What is being asked
Give, as a bare number, the count of lines that contain the word "referred".

Information shown
((

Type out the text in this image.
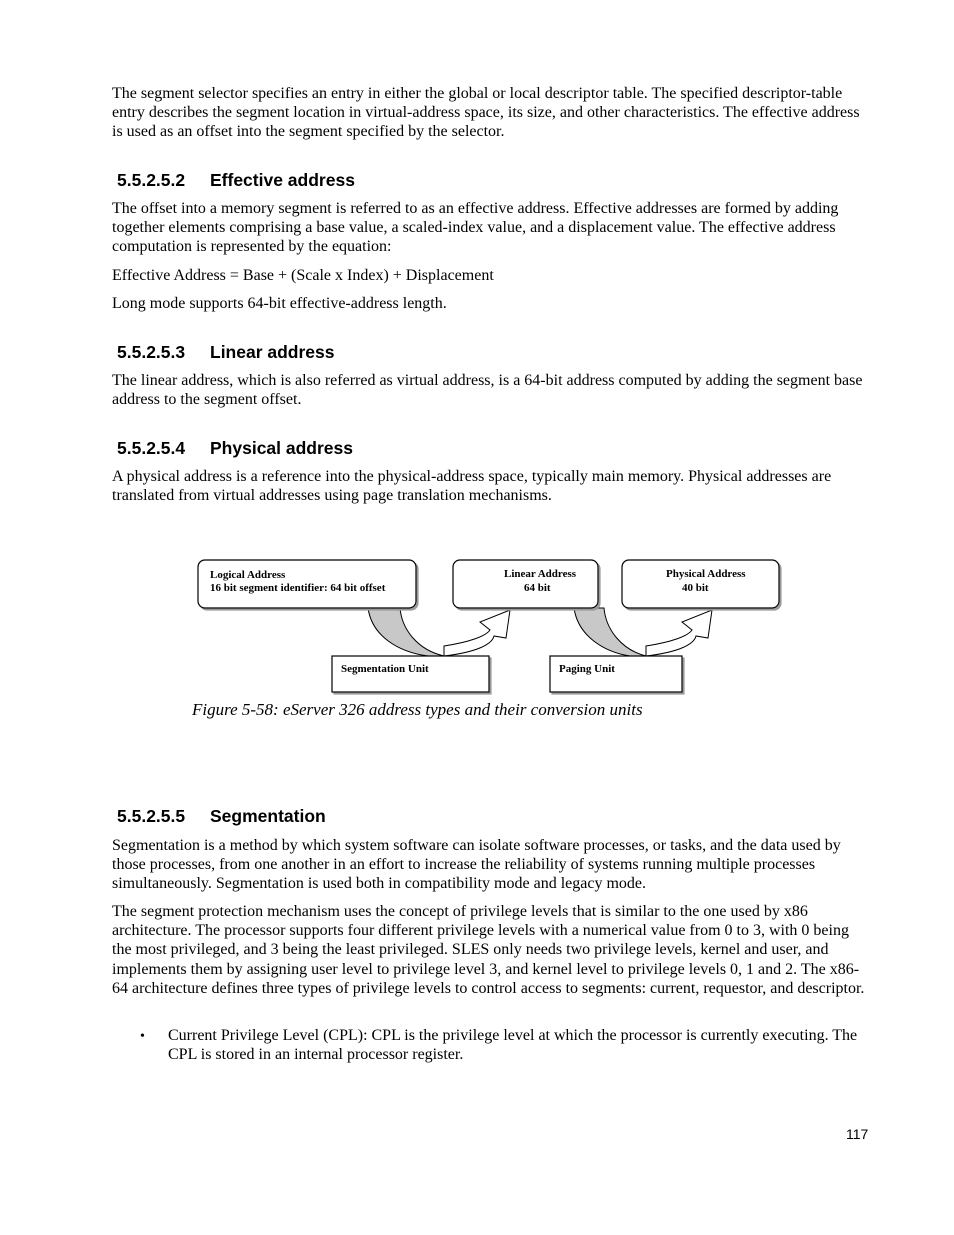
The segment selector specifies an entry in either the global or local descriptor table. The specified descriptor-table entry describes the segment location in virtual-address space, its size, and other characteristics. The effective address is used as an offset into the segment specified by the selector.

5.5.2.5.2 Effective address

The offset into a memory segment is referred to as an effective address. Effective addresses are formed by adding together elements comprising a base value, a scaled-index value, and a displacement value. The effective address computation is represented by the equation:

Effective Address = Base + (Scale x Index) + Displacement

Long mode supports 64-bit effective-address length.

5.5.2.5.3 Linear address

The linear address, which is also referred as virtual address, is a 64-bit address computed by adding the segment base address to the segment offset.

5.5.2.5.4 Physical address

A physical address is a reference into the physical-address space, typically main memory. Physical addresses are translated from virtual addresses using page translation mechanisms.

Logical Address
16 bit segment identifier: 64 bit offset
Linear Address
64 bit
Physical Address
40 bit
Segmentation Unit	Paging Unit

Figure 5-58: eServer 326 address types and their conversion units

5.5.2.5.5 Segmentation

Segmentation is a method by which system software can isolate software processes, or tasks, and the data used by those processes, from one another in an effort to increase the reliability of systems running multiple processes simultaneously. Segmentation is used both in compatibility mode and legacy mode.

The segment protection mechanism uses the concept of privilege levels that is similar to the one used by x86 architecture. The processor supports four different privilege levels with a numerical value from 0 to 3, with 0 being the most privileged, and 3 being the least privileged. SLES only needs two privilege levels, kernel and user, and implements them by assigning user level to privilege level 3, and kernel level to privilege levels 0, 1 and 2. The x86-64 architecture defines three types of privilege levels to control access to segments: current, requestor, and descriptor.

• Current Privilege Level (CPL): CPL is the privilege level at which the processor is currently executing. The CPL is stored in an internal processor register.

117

))
((

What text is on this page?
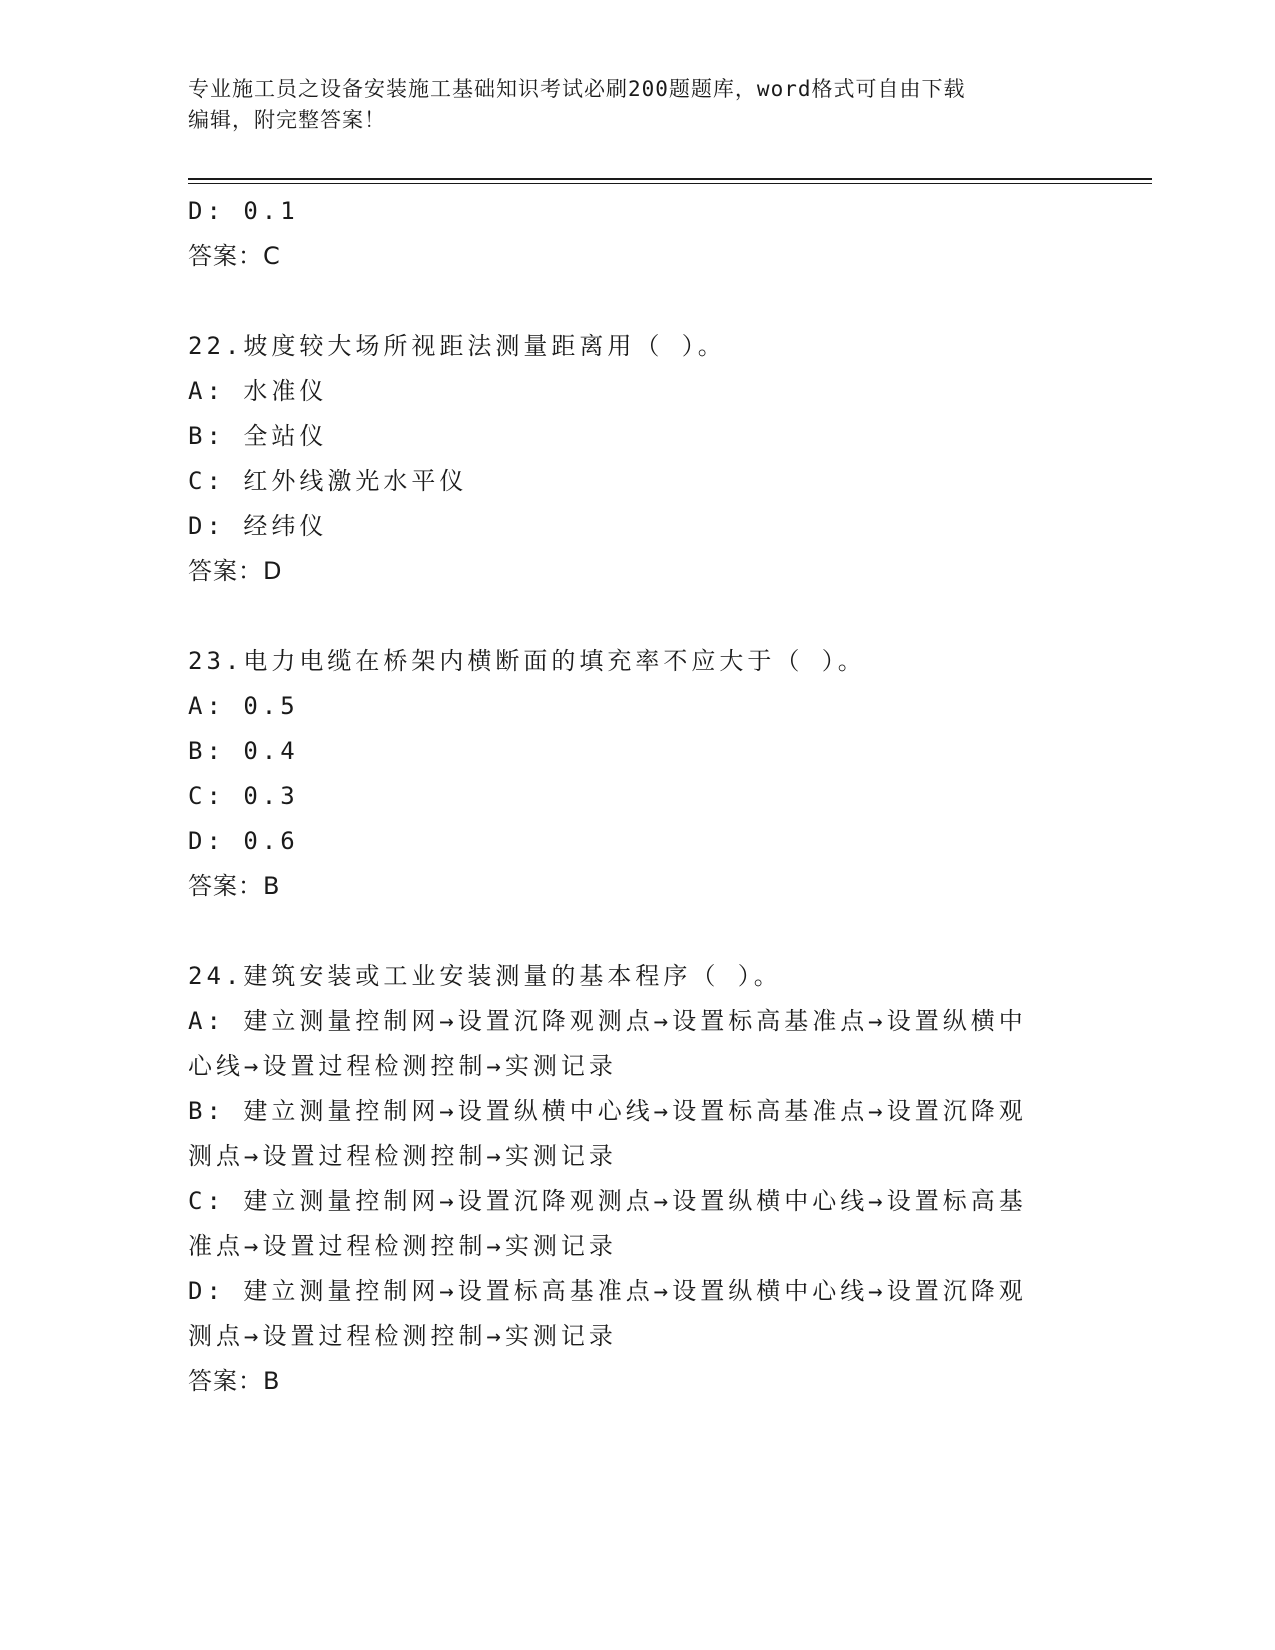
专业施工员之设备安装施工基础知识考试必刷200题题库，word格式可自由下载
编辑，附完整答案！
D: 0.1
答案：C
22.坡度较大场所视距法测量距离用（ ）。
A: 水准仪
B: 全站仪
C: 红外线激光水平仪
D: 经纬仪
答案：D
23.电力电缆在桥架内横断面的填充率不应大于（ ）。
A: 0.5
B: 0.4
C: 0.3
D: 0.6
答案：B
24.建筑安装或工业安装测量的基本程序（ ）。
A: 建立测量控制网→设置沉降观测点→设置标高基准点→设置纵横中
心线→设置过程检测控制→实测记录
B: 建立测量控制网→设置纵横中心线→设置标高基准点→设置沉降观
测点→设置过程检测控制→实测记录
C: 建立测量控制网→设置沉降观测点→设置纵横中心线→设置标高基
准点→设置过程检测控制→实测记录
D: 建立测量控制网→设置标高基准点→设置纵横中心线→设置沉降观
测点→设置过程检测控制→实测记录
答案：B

))

Exercise solution
2